### What needs to be done:
Quote the listing in full, exactly as given, minus any pictures.

### Dataset items:
====================

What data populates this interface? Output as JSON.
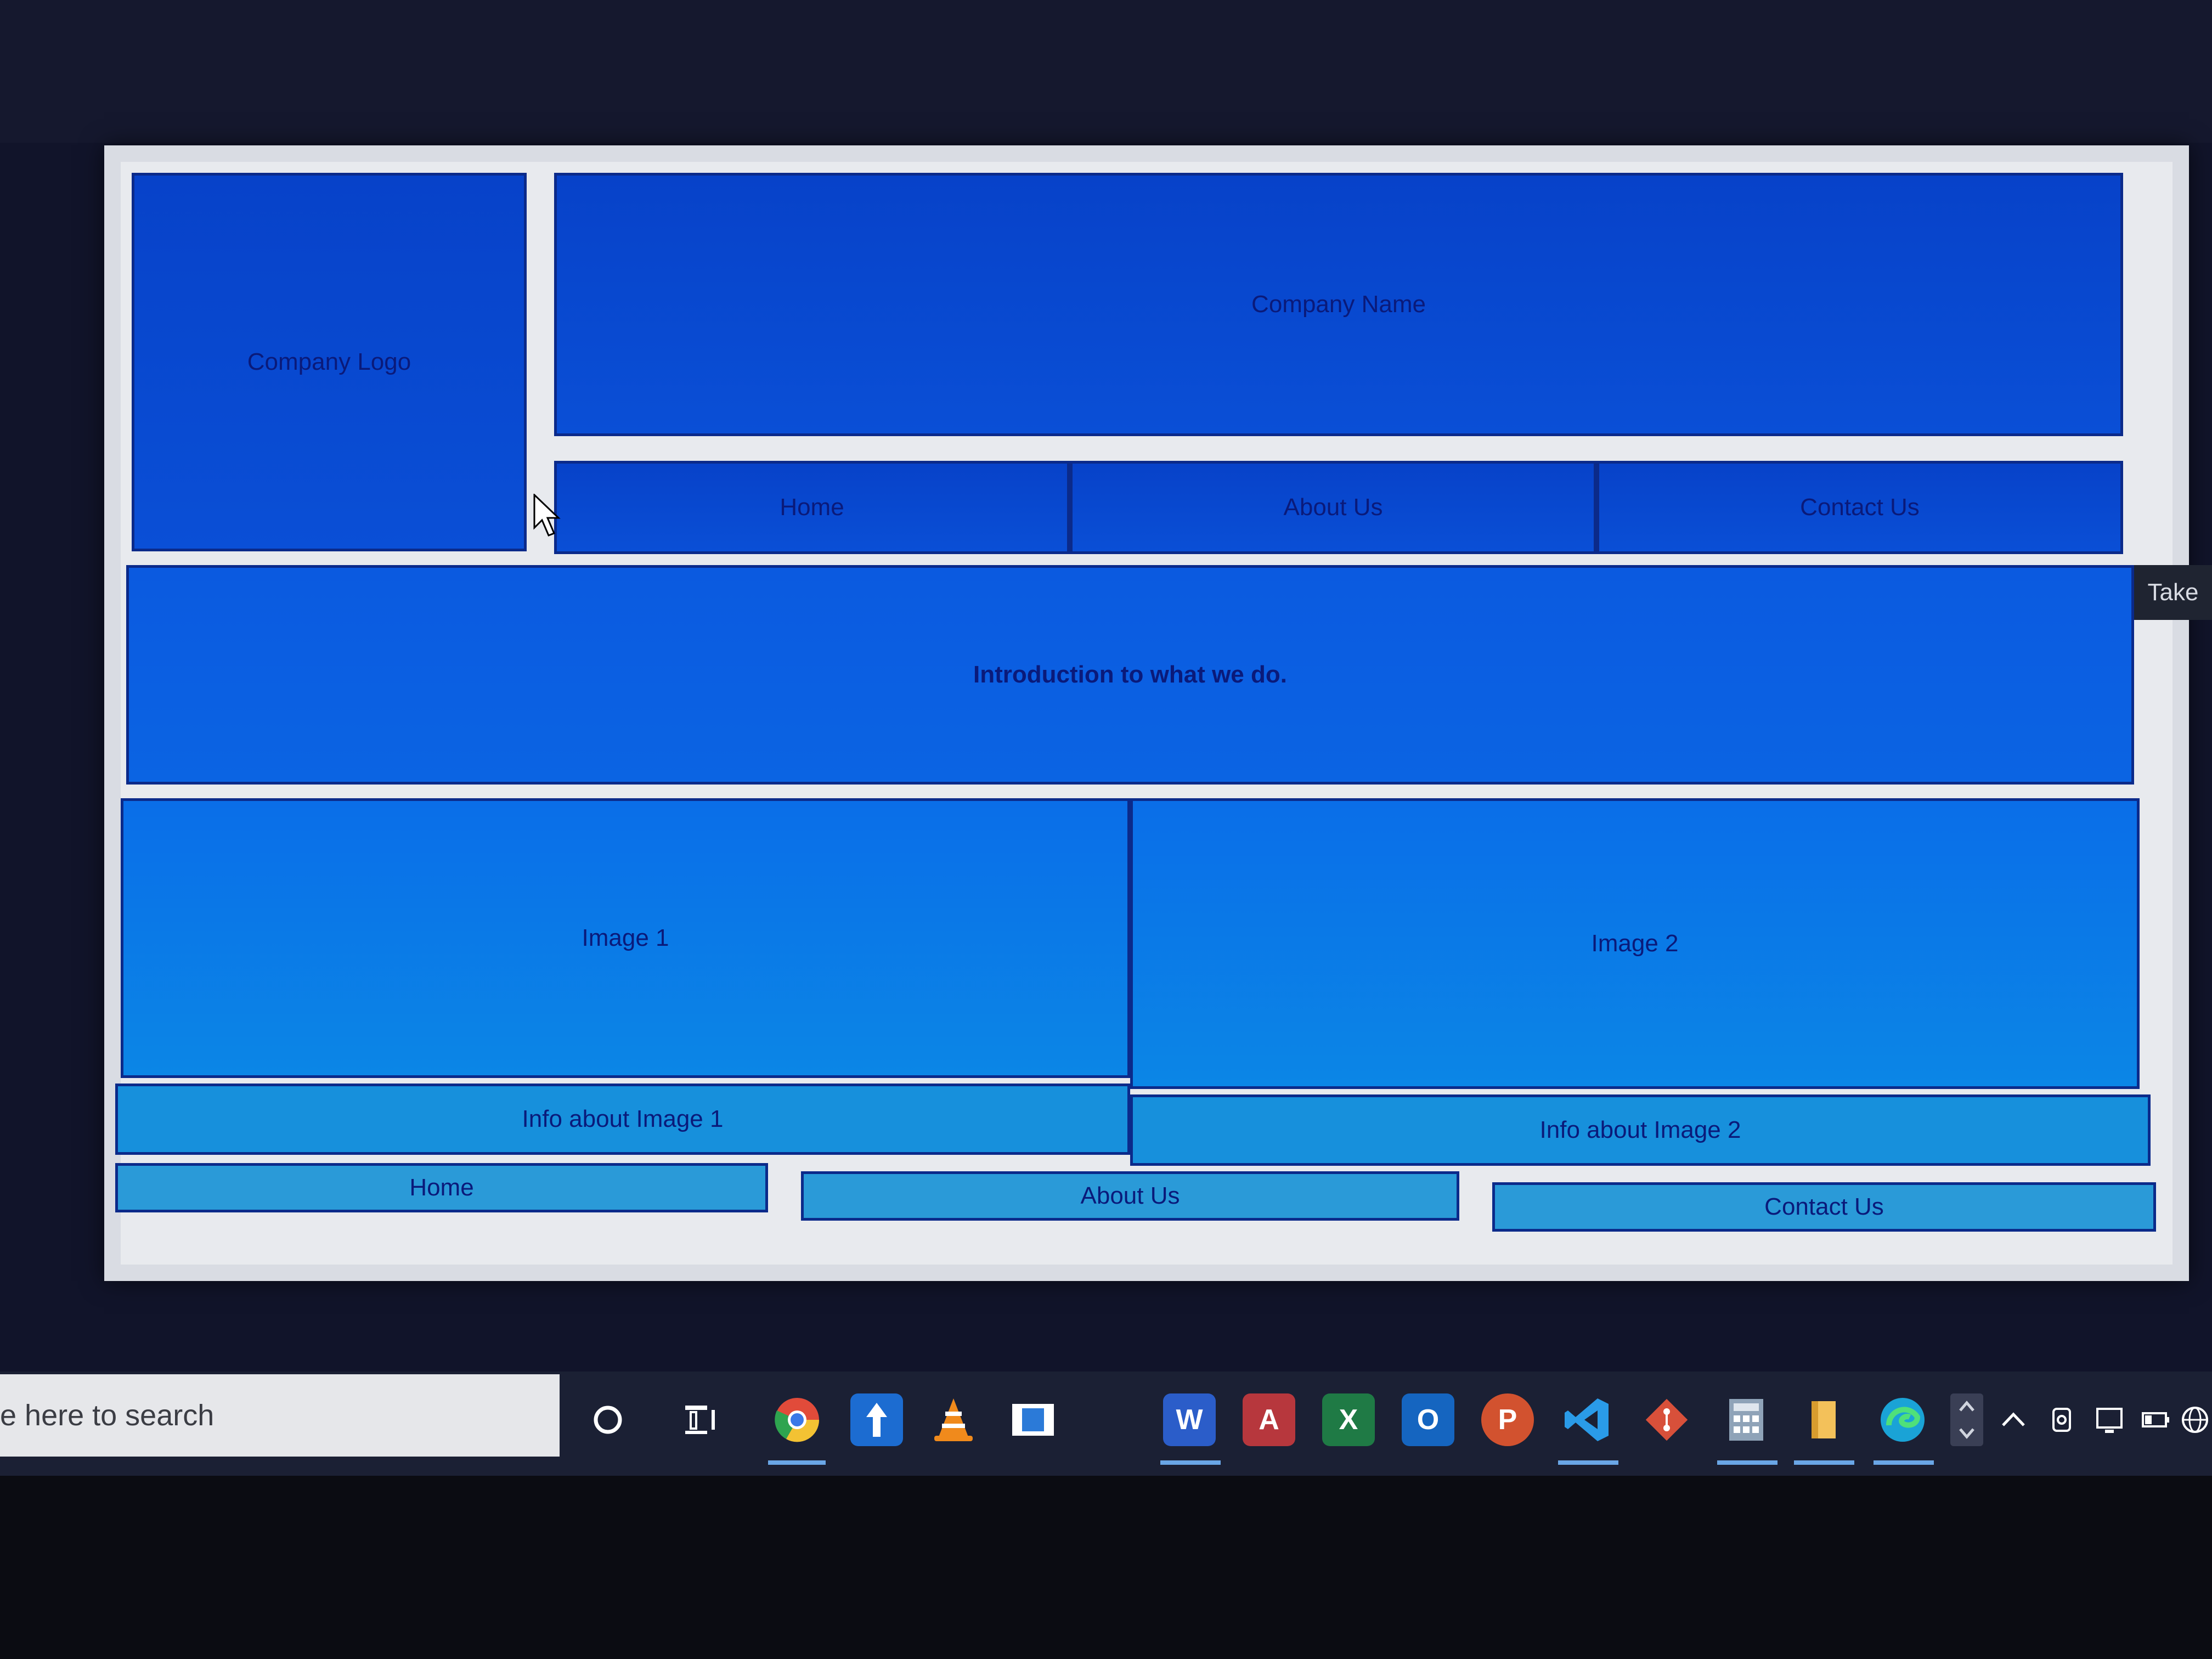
{
  "layout": {
    "company_logo": "Company Logo",
    "company_name": "Company Name",
    "nav": [
      "Home",
      "About Us",
      "Contact Us"
    ],
    "intro": "Introduction to what we do.",
    "images": [
      "Image 1",
      "Image 2"
    ],
    "image_info": [
      "Info about Image 1",
      "Info about Image 2"
    ],
    "footer_nav": [
      "Home",
      "About Us",
      "Contact Us"
    ]
  },
  "side_tooltip": "Take",
  "taskbar": {
    "search_placeholder": "e here to search",
    "icons": [
      "cortana-icon",
      "task-view-icon",
      "chrome-icon",
      "uploader-icon",
      "vlc-icon",
      "store-icon",
      "word-icon",
      "access-icon",
      "excel-icon",
      "outlook-icon",
      "powerpoint-icon",
      "vscode-icon",
      "git-icon",
      "calculator-icon",
      "file-explorer-icon",
      "edge-icon"
    ],
    "icon_letters": {
      "word": "W",
      "access": "A",
      "excel": "X",
      "outlook": "O",
      "powerpoint": "P"
    }
  }
}
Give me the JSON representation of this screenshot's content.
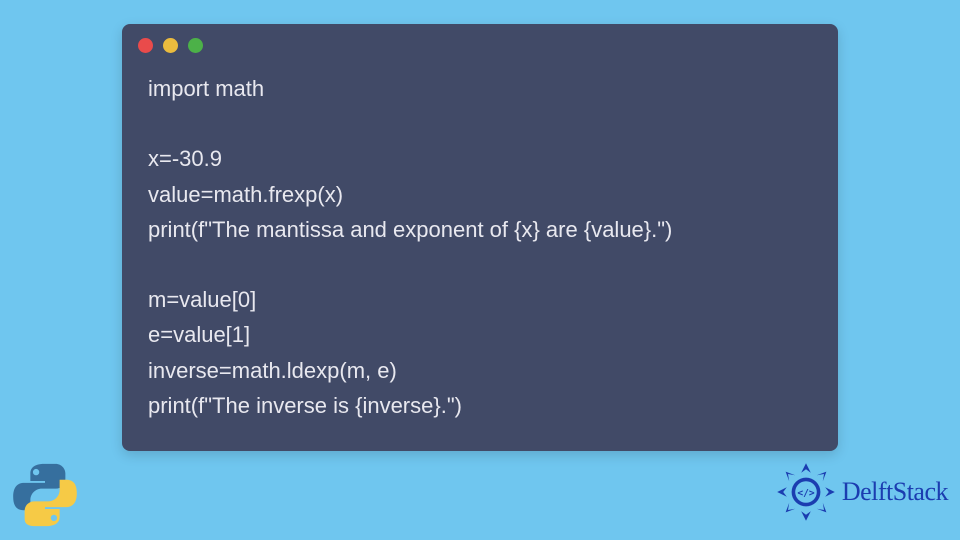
{
  "code": {
    "lines": [
      "import math",
      "",
      "x=-30.9",
      "value=math.frexp(x)",
      "print(f\"The mantissa and exponent of {x} are {value}.\")",
      "",
      "m=value[0]",
      "e=value[1]",
      "inverse=math.ldexp(m, e)",
      "print(f\"The inverse is {inverse}.\")"
    ]
  },
  "branding": {
    "delft_label": "DelftStack"
  },
  "colors": {
    "background": "#6fc6ef",
    "window": "#414a67",
    "code_text": "#e8e8ef",
    "delft_blue": "#1b3db0",
    "dot_red": "#e94b4b",
    "dot_yellow": "#eabb3e",
    "dot_green": "#4cb148"
  }
}
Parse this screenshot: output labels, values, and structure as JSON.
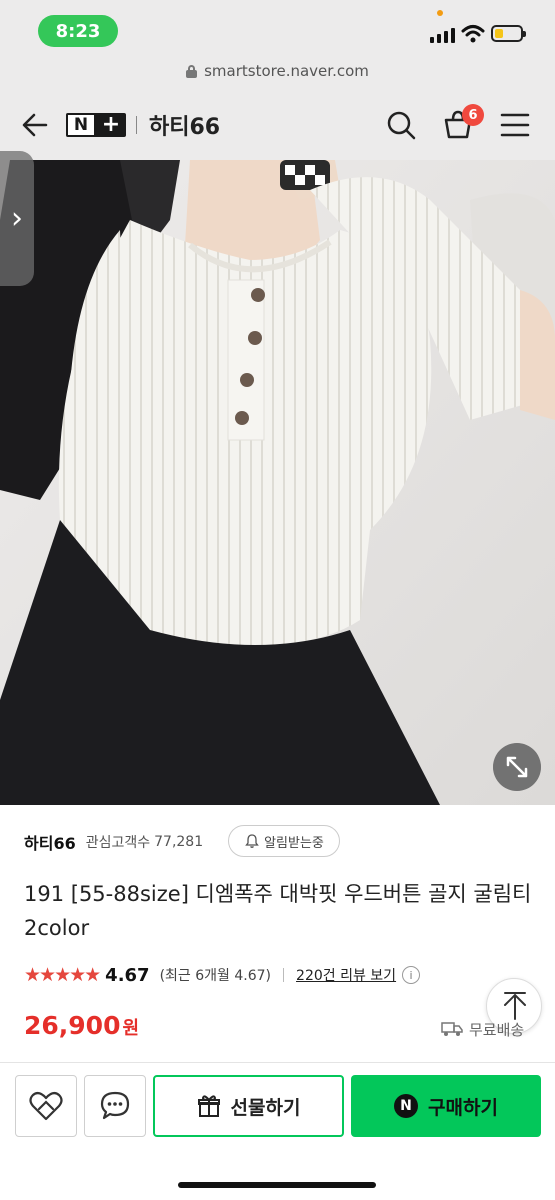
{
  "status_bar": {
    "time": "8:23",
    "battery_level": 0.35
  },
  "browser": {
    "url": "smartstore.naver.com"
  },
  "nav": {
    "logo_n": "N",
    "logo_plus": "+",
    "store_name": "하티66",
    "cart_count": "6"
  },
  "product": {
    "seller": "하티66",
    "follower_label": "관심고객수",
    "follower_count": "77,281",
    "notify_label": "알림받는중",
    "title": "191 [55-88size] 디엠폭주 대박핏 우드버튼 골지 굴림티 2color",
    "stars": "★★★★★",
    "rating": "4.67",
    "recent_rating": "(최근 6개월 4.67)",
    "review_link": "220건 리뷰 보기",
    "info_icon": "i",
    "price": "26,900",
    "currency": "원",
    "shipping": "무료배송"
  },
  "side_tab": {
    "arrow": "›"
  },
  "bottom_bar": {
    "gift_label": "선물하기",
    "buy_label": "구매하기",
    "buy_badge": "N"
  },
  "colors": {
    "naver_green": "#03c75a",
    "price_red": "#e52f2a",
    "badge_red": "#f0493e",
    "time_green": "#34c759"
  },
  "icons": [
    "lock-icon",
    "back-arrow-icon",
    "search-icon",
    "cart-icon",
    "menu-icon",
    "expand-icon",
    "bell-icon",
    "truck-icon",
    "arrow-up-icon",
    "heart-icon",
    "chat-icon",
    "gift-icon"
  ]
}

====================

### Full output:
What data populates this interface? Output as JSON.
{
  "layout": {
    "company_logo": "Company Logo",
    "company_name": "Company Name",
    "nav": [
      "Home",
      "About Us",
      "Contact Us"
    ],
    "intro": "Introduction to what we do.",
    "images": [
      "Image 1",
      "Image 2"
    ],
    "image_info": [
      "Info about Image 1",
      "Info about Image 2"
    ],
    "footer_nav": [
      "Home",
      "About Us",
      "Contact Us"
    ]
  },
  "side_tooltip": "Take",
  "taskbar": {
    "search_placeholder": "e here to search",
    "icons": [
      "cortana-icon",
      "task-view-icon",
      "chrome-icon",
      "uploader-icon",
      "vlc-icon",
      "store-icon",
      "word-icon",
      "access-icon",
      "excel-icon",
      "outlook-icon",
      "powerpoint-icon",
      "vscode-icon",
      "git-icon",
      "calculator-icon",
      "file-explorer-icon",
      "edge-icon"
    ],
    "icon_letters": {
      "word": "W",
      "access": "A",
      "excel": "X",
      "outlook": "O",
      "powerpoint": "P"
    }
  }
}
Give me the JSON representation of this screenshot's content.
{
  "code": {
    "lines": [
      "import math",
      "",
      "x=-30.9",
      "value=math.frexp(x)",
      "print(f\"The mantissa and exponent of {x} are {value}.\")",
      "",
      "m=value[0]",
      "e=value[1]",
      "inverse=math.ldexp(m, e)",
      "print(f\"The inverse is {inverse}.\")"
    ]
  },
  "branding": {
    "delft_label": "DelftStack"
  },
  "colors": {
    "background": "#6fc6ef",
    "window": "#414a67",
    "code_text": "#e8e8ef",
    "delft_blue": "#1b3db0",
    "dot_red": "#e94b4b",
    "dot_yellow": "#eabb3e",
    "dot_green": "#4cb148"
  }
}
Parse this screenshot: output labels, values, and structure as JSON.
{
  "status_bar": {
    "time": "8:23",
    "battery_level": 0.35
  },
  "browser": {
    "url": "smartstore.naver.com"
  },
  "nav": {
    "logo_n": "N",
    "logo_plus": "+",
    "store_name": "하티66",
    "cart_count": "6"
  },
  "product": {
    "seller": "하티66",
    "follower_label": "관심고객수",
    "follower_count": "77,281",
    "notify_label": "알림받는중",
    "title": "191 [55-88size] 디엠폭주 대박핏 우드버튼 골지 굴림티 2color",
    "stars": "★★★★★",
    "rating": "4.67",
    "recent_rating": "(최근 6개월 4.67)",
    "review_link": "220건 리뷰 보기",
    "info_icon": "i",
    "price": "26,900",
    "currency": "원",
    "shipping": "무료배송"
  },
  "side_tab": {
    "arrow": "›"
  },
  "bottom_bar": {
    "gift_label": "선물하기",
    "buy_label": "구매하기",
    "buy_badge": "N"
  },
  "colors": {
    "naver_green": "#03c75a",
    "price_red": "#e52f2a",
    "badge_red": "#f0493e",
    "time_green": "#34c759"
  },
  "icons": [
    "lock-icon",
    "back-arrow-icon",
    "search-icon",
    "cart-icon",
    "menu-icon",
    "expand-icon",
    "bell-icon",
    "truck-icon",
    "arrow-up-icon",
    "heart-icon",
    "chat-icon",
    "gift-icon"
  ]
}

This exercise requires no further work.